-- begin Dataset entries --

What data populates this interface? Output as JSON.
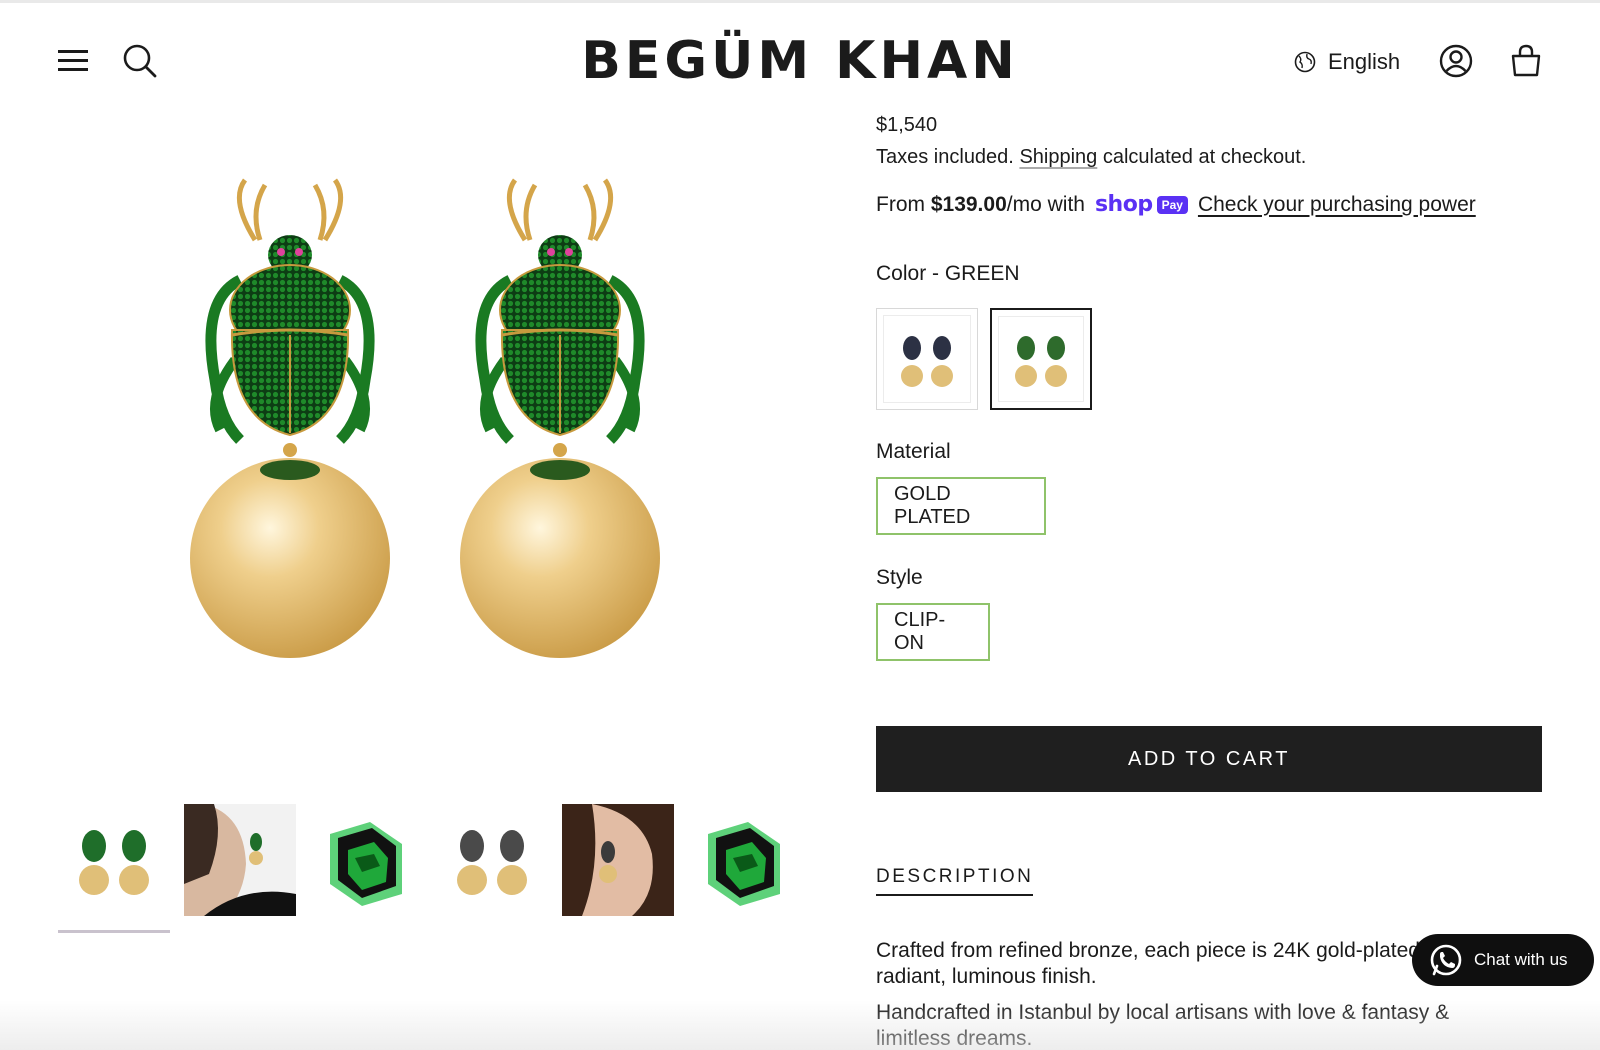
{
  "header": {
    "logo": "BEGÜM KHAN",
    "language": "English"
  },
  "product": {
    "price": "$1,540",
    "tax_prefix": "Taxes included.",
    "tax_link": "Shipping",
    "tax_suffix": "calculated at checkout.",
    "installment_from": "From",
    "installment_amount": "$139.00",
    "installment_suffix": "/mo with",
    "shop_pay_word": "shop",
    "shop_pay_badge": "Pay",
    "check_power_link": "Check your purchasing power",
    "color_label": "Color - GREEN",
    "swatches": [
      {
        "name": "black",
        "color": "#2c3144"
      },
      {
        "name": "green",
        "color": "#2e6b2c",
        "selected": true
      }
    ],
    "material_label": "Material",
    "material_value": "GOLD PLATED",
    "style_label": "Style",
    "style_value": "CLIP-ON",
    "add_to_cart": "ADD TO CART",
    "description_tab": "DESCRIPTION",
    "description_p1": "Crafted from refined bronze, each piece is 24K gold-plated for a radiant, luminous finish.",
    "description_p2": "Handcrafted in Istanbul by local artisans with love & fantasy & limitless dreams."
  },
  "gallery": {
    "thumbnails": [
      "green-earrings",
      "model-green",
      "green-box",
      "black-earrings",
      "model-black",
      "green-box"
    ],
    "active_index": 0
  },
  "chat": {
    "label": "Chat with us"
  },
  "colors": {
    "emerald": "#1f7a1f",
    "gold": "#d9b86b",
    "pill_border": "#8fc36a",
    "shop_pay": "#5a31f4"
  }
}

-- end Dataset entries --
-- begin Dataset entries --

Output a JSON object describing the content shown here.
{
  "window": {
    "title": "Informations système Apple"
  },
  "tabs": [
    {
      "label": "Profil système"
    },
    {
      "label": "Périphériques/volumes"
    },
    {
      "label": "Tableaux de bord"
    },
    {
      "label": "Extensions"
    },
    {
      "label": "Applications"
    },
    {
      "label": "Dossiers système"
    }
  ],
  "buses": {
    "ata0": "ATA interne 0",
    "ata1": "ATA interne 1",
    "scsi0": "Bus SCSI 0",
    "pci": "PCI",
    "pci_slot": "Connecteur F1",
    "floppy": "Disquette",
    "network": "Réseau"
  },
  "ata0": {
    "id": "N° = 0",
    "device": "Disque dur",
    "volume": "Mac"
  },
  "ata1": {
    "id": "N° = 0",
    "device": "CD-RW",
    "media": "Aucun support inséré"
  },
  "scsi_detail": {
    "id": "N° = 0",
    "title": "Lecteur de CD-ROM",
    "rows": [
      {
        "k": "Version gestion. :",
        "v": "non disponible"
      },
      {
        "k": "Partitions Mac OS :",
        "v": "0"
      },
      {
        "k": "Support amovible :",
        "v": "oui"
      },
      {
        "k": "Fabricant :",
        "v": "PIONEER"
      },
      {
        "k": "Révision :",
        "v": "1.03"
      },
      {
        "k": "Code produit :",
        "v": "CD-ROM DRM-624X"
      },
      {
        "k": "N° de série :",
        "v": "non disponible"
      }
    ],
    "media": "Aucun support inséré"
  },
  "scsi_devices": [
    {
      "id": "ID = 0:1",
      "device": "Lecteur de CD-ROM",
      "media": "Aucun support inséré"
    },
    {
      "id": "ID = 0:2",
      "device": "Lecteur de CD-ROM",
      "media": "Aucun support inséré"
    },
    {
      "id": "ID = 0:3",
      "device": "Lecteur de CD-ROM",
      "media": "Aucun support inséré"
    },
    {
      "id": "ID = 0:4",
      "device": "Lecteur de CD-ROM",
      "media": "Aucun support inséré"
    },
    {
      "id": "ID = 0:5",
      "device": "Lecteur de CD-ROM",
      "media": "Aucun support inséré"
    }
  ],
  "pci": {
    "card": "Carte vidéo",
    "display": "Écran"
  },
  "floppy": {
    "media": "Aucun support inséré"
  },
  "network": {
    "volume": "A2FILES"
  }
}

-- end Dataset entries --

Which lines hold the string "black"? List them all.

Exercise answer —
        "name": "black",
      "black-earrings",
      "model-black",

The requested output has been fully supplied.